Task to carry out: Locate every line in the material below that contains the string "price" and copy each of those lines in full. Matching is case-sensitive.
========
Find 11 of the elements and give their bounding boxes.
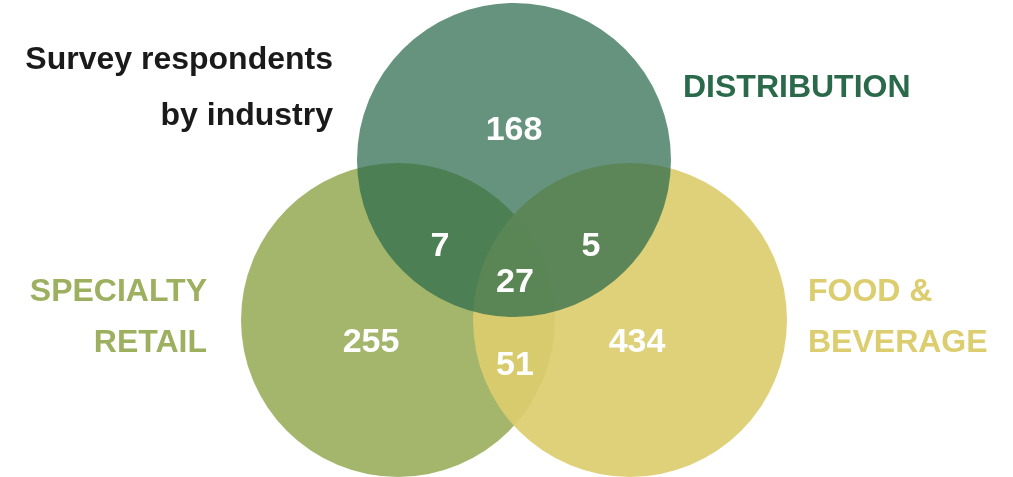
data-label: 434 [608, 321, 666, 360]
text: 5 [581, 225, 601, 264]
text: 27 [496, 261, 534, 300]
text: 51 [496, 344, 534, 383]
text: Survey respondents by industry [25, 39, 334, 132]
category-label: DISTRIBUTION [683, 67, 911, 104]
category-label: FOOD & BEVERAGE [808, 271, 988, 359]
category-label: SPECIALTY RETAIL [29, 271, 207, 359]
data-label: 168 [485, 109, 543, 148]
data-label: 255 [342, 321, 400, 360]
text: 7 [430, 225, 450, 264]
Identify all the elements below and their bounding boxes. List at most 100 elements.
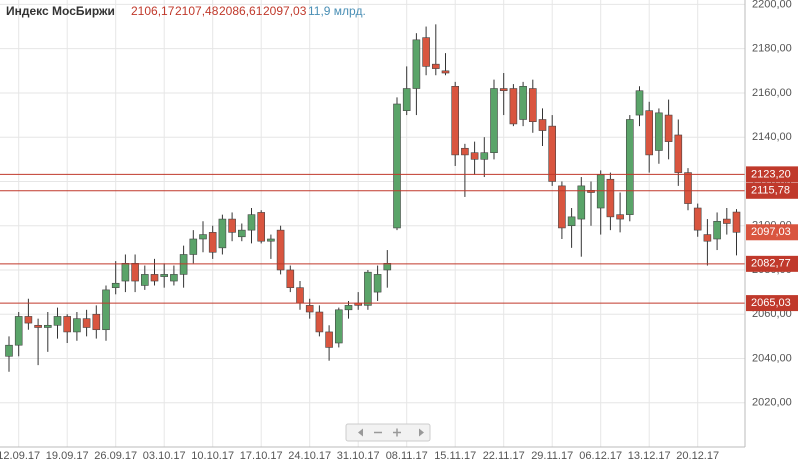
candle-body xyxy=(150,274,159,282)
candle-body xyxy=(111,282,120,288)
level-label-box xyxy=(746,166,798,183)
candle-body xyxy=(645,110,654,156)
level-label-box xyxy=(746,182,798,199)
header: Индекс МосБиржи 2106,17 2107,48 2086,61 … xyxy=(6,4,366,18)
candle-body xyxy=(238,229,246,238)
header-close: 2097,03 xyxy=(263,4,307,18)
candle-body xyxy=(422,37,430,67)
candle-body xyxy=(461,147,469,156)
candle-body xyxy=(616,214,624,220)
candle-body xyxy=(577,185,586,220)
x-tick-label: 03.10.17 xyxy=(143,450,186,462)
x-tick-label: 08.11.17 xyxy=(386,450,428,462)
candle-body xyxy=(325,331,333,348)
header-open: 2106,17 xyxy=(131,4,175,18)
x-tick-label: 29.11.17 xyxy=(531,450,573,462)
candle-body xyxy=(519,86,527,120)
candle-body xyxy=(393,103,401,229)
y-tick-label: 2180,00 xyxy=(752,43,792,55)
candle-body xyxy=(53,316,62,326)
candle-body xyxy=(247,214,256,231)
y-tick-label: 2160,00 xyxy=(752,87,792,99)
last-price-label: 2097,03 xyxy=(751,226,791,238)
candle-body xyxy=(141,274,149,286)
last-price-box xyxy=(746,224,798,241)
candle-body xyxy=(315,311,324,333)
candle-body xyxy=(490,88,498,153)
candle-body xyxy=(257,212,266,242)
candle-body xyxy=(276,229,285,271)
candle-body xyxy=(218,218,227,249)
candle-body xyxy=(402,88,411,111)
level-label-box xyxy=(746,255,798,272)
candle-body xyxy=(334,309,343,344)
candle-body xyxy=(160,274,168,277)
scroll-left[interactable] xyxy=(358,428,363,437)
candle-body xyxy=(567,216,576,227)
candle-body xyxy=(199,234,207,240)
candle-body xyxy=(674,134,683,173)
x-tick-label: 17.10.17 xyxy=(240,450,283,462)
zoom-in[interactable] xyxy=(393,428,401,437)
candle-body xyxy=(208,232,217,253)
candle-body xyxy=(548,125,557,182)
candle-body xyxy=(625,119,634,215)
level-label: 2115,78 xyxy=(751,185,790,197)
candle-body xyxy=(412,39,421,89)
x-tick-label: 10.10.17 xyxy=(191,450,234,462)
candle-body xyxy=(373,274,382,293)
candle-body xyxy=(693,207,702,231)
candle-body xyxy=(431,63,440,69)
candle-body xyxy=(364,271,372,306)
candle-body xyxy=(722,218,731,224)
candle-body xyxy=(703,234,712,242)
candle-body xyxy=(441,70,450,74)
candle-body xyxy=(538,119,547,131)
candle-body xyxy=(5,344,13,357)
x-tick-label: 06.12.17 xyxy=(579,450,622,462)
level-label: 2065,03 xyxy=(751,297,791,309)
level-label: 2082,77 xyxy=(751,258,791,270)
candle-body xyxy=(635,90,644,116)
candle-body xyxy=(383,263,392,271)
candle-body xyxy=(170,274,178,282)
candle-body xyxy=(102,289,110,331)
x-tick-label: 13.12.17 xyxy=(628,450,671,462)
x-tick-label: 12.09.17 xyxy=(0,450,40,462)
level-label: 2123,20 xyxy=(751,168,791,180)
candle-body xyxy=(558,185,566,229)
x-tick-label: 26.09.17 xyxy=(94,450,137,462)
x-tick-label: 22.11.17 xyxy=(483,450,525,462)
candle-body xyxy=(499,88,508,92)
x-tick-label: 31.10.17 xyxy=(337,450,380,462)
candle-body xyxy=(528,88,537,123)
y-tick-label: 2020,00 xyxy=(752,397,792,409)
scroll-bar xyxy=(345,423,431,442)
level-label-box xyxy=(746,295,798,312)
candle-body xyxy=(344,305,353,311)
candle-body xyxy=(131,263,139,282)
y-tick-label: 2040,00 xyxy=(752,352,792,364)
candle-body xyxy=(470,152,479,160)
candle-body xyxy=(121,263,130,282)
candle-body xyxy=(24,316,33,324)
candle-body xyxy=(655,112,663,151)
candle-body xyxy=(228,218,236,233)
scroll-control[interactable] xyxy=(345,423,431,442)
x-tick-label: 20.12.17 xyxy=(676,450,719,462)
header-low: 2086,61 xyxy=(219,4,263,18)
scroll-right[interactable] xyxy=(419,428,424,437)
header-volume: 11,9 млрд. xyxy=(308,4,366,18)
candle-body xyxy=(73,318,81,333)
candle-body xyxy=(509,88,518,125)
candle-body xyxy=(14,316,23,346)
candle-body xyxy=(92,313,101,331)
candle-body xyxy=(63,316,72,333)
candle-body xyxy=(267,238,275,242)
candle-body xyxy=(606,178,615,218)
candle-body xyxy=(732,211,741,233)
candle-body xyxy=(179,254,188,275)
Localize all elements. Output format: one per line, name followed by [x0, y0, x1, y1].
========
Answer below:
last-price-label: 2097,03 xyxy=(751,226,791,238)
last-price-box xyxy=(746,224,798,241)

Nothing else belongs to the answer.